▶ _DATA ROWS_
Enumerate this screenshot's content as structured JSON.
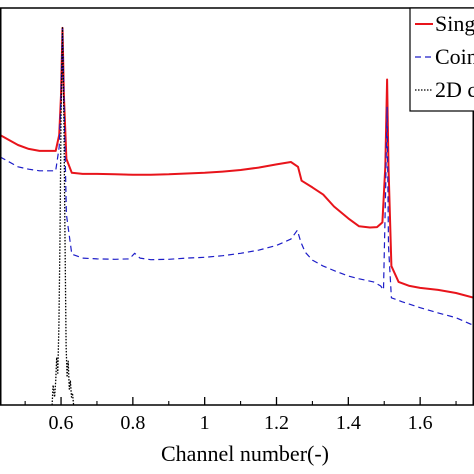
{
  "chart_data": {
    "type": "line",
    "xlabel": "Channel number(-)",
    "ylabel": "",
    "xlim": [
      0.43,
      1.75
    ],
    "ylim": [
      0,
      1
    ],
    "xticks": [
      0.6,
      0.8,
      1,
      1.2,
      1.4,
      1.6
    ],
    "xtick_labels": [
      "0.6",
      "0.8",
      "1",
      "1.2",
      "1.4",
      "1.6"
    ],
    "grid": false,
    "legend_position": "top-right",
    "series": [
      {
        "name": "Sing",
        "color": "#e8141b",
        "style": "solid",
        "points": [
          [
            0.43,
            0.68
          ],
          [
            0.45,
            0.67
          ],
          [
            0.48,
            0.655
          ],
          [
            0.51,
            0.645
          ],
          [
            0.54,
            0.64
          ],
          [
            0.57,
            0.64
          ],
          [
            0.585,
            0.64
          ],
          [
            0.595,
            0.68
          ],
          [
            0.6,
            0.78
          ],
          [
            0.604,
            0.95
          ],
          [
            0.608,
            0.78
          ],
          [
            0.615,
            0.62
          ],
          [
            0.63,
            0.585
          ],
          [
            0.66,
            0.582
          ],
          [
            0.7,
            0.582
          ],
          [
            0.75,
            0.581
          ],
          [
            0.8,
            0.58
          ],
          [
            0.85,
            0.58
          ],
          [
            0.9,
            0.581
          ],
          [
            0.95,
            0.583
          ],
          [
            1.0,
            0.585
          ],
          [
            1.05,
            0.588
          ],
          [
            1.1,
            0.592
          ],
          [
            1.15,
            0.598
          ],
          [
            1.2,
            0.606
          ],
          [
            1.24,
            0.612
          ],
          [
            1.26,
            0.6
          ],
          [
            1.27,
            0.565
          ],
          [
            1.3,
            0.548
          ],
          [
            1.33,
            0.53
          ],
          [
            1.36,
            0.5
          ],
          [
            1.4,
            0.47
          ],
          [
            1.43,
            0.45
          ],
          [
            1.46,
            0.447
          ],
          [
            1.48,
            0.448
          ],
          [
            1.495,
            0.46
          ],
          [
            1.503,
            0.6
          ],
          [
            1.508,
            0.82
          ],
          [
            1.512,
            0.6
          ],
          [
            1.52,
            0.35
          ],
          [
            1.54,
            0.31
          ],
          [
            1.57,
            0.3
          ],
          [
            1.6,
            0.295
          ],
          [
            1.65,
            0.29
          ],
          [
            1.7,
            0.282
          ],
          [
            1.75,
            0.27
          ]
        ]
      },
      {
        "name": "Coin",
        "color": "#1d1dc8",
        "style": "dashed",
        "points": [
          [
            0.43,
            0.625
          ],
          [
            0.45,
            0.615
          ],
          [
            0.48,
            0.6
          ],
          [
            0.51,
            0.594
          ],
          [
            0.54,
            0.59
          ],
          [
            0.57,
            0.59
          ],
          [
            0.585,
            0.59
          ],
          [
            0.595,
            0.65
          ],
          [
            0.6,
            0.78
          ],
          [
            0.604,
            0.95
          ],
          [
            0.608,
            0.78
          ],
          [
            0.615,
            0.48
          ],
          [
            0.63,
            0.38
          ],
          [
            0.66,
            0.37
          ],
          [
            0.7,
            0.368
          ],
          [
            0.75,
            0.367
          ],
          [
            0.79,
            0.368
          ],
          [
            0.805,
            0.382
          ],
          [
            0.82,
            0.37
          ],
          [
            0.85,
            0.366
          ],
          [
            0.9,
            0.367
          ],
          [
            0.95,
            0.37
          ],
          [
            1.0,
            0.372
          ],
          [
            1.05,
            0.376
          ],
          [
            1.1,
            0.382
          ],
          [
            1.15,
            0.39
          ],
          [
            1.2,
            0.402
          ],
          [
            1.24,
            0.418
          ],
          [
            1.258,
            0.44
          ],
          [
            1.268,
            0.41
          ],
          [
            1.28,
            0.385
          ],
          [
            1.3,
            0.365
          ],
          [
            1.33,
            0.35
          ],
          [
            1.37,
            0.335
          ],
          [
            1.4,
            0.325
          ],
          [
            1.43,
            0.318
          ],
          [
            1.47,
            0.31
          ],
          [
            1.49,
            0.3
          ],
          [
            1.498,
            0.29
          ],
          [
            1.504,
            0.55
          ],
          [
            1.508,
            0.75
          ],
          [
            1.512,
            0.4
          ],
          [
            1.52,
            0.27
          ],
          [
            1.55,
            0.26
          ],
          [
            1.6,
            0.245
          ],
          [
            1.65,
            0.232
          ],
          [
            1.7,
            0.22
          ],
          [
            1.75,
            0.2
          ]
        ]
      },
      {
        "name": "2D c",
        "color": "#000000",
        "style": "dotted",
        "points": [
          [
            0.575,
            0.0
          ],
          [
            0.578,
            0.05
          ],
          [
            0.582,
            0.02
          ],
          [
            0.585,
            0.06
          ],
          [
            0.588,
            0.12
          ],
          [
            0.591,
            0.08
          ],
          [
            0.594,
            0.2
          ],
          [
            0.597,
            0.42
          ],
          [
            0.6,
            0.72
          ],
          [
            0.604,
            0.95
          ],
          [
            0.608,
            0.72
          ],
          [
            0.611,
            0.42
          ],
          [
            0.614,
            0.15
          ],
          [
            0.617,
            0.07
          ],
          [
            0.62,
            0.11
          ],
          [
            0.623,
            0.04
          ],
          [
            0.626,
            0.06
          ],
          [
            0.629,
            0.02
          ],
          [
            0.632,
            0.03
          ],
          [
            0.635,
            0.0
          ]
        ]
      }
    ]
  }
}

▶ _GIVEN PROBLEM_
Of the lines in the data, how many hold the string "color"? State the number, nothing else.

▶ _WORKED SOLUTION_
3